┌────────

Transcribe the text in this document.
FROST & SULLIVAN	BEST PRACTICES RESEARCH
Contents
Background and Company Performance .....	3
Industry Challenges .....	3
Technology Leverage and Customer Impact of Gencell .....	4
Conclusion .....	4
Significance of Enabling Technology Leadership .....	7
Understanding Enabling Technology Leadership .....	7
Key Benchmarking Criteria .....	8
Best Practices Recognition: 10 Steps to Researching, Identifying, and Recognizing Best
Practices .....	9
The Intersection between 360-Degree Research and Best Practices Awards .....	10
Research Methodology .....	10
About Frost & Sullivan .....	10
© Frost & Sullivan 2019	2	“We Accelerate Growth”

└────────

REQUIREMENT
Tally the lines of the records holding the word "Enabling", then state only the tally.

SOLUTION
2